* Material to process *
+---+
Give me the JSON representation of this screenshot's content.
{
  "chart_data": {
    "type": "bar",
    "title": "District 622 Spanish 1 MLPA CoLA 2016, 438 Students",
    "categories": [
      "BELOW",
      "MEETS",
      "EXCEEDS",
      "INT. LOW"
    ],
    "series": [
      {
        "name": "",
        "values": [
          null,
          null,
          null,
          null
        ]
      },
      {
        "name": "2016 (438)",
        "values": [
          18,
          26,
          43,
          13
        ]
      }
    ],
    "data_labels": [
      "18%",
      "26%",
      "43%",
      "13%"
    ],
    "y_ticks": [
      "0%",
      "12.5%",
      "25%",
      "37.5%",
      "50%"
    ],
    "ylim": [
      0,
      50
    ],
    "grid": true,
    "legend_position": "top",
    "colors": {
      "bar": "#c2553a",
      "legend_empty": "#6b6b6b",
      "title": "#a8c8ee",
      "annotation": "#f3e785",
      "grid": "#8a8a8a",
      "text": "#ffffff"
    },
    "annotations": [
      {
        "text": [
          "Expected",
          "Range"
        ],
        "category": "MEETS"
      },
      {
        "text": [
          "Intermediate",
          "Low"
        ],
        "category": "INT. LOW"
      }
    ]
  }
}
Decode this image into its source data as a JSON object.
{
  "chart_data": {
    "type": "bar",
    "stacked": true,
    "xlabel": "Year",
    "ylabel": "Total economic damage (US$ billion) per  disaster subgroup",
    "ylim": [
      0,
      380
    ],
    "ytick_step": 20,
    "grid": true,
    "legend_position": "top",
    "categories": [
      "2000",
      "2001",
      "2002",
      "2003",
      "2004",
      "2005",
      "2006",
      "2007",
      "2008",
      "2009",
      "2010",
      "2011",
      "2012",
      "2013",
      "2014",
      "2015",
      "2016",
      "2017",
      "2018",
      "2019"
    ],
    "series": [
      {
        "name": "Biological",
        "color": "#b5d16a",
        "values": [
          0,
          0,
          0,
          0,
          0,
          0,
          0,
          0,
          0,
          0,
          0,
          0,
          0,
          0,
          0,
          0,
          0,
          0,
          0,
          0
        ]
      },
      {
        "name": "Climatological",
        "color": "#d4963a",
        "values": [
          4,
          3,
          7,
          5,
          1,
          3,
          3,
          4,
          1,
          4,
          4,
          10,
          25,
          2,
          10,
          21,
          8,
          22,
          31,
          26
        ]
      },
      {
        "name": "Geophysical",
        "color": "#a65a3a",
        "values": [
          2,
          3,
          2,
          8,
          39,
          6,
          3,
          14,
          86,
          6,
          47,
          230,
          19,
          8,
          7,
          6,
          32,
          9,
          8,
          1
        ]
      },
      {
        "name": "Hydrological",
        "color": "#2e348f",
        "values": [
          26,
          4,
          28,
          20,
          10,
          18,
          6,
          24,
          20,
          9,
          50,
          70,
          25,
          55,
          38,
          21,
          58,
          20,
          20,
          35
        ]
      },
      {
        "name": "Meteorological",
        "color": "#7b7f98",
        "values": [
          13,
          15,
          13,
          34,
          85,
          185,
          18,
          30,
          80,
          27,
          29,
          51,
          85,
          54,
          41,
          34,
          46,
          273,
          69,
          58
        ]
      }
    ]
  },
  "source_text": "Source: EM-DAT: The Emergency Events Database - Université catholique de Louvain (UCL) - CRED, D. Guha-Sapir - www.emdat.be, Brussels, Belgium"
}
+---+
* Set task *
Quote all of the entries verbatim.

* Completed task *
Give me the JSON representation of this screenshot's content.
{
  "chart_data": {
    "type": "bar",
    "title": "District 622 Spanish 1 MLPA CoLA 2016, 438 Students",
    "categories": [
      "BELOW",
      "MEETS",
      "EXCEEDS",
      "INT. LOW"
    ],
    "series": [
      {
        "name": "",
        "values": [
          null,
          null,
          null,
          null
        ]
      },
      {
        "name": "2016 (438)",
        "values": [
          18,
          26,
          43,
          13
        ]
      }
    ],
    "data_labels": [
      "18%",
      "26%",
      "43%",
      "13%"
    ],
    "y_ticks": [
      "0%",
      "12.5%",
      "25%",
      "37.5%",
      "50%"
    ],
    "ylim": [
      0,
      50
    ],
    "grid": true,
    "legend_position": "top",
    "colors": {
      "bar": "#c2553a",
      "legend_empty": "#6b6b6b",
      "title": "#a8c8ee",
      "annotation": "#f3e785",
      "grid": "#8a8a8a",
      "text": "#ffffff"
    },
    "annotations": [
      {
        "text": [
          "Expected",
          "Range"
        ],
        "category": "MEETS"
      },
      {
        "text": [
          "Intermediate",
          "Low"
        ],
        "category": "INT. LOW"
      }
    ]
  }
}
Decode this image into its source data as a JSON object.
{
  "chart_data": {
    "type": "bar",
    "stacked": true,
    "xlabel": "Year",
    "ylabel": "Total economic damage (US$ billion) per  disaster subgroup",
    "ylim": [
      0,
      380
    ],
    "ytick_step": 20,
    "grid": true,
    "legend_position": "top",
    "categories": [
      "2000",
      "2001",
      "2002",
      "2003",
      "2004",
      "2005",
      "2006",
      "2007",
      "2008",
      "2009",
      "2010",
      "2011",
      "2012",
      "2013",
      "2014",
      "2015",
      "2016",
      "2017",
      "2018",
      "2019"
    ],
    "series": [
      {
        "name": "Biological",
        "color": "#b5d16a",
        "values": [
          0,
          0,
          0,
          0,
          0,
          0,
          0,
          0,
          0,
          0,
          0,
          0,
          0,
          0,
          0,
          0,
          0,
          0,
          0,
          0
        ]
      },
      {
        "name": "Climatological",
        "color": "#d4963a",
        "values": [
          4,
          3,
          7,
          5,
          1,
          3,
          3,
          4,
          1,
          4,
          4,
          10,
          25,
          2,
          10,
          21,
          8,
          22,
          31,
          26
        ]
      },
      {
        "name": "Geophysical",
        "color": "#a65a3a",
        "values": [
          2,
          3,
          2,
          8,
          39,
          6,
          3,
          14,
          86,
          6,
          47,
          230,
          19,
          8,
          7,
          6,
          32,
          9,
          8,
          1
        ]
      },
      {
        "name": "Hydrological",
        "color": "#2e348f",
        "values": [
          26,
          4,
          28,
          20,
          10,
          18,
          6,
          24,
          20,
          9,
          50,
          70,
          25,
          55,
          38,
          21,
          58,
          20,
          20,
          35
        ]
      },
      {
        "name": "Meteorological",
        "color": "#7b7f98",
        "values": [
          13,
          15,
          13,
          34,
          85,
          185,
          18,
          30,
          80,
          27,
          29,
          51,
          85,
          54,
          41,
          34,
          46,
          273,
          69,
          58
        ]
      }
    ]
  },
  "source_text": "Source: EM-DAT: The Emergency Events Database - Université catholique de Louvain (UCL) - CRED, D. Guha-Sapir - www.emdat.be, Brussels, Belgium"
}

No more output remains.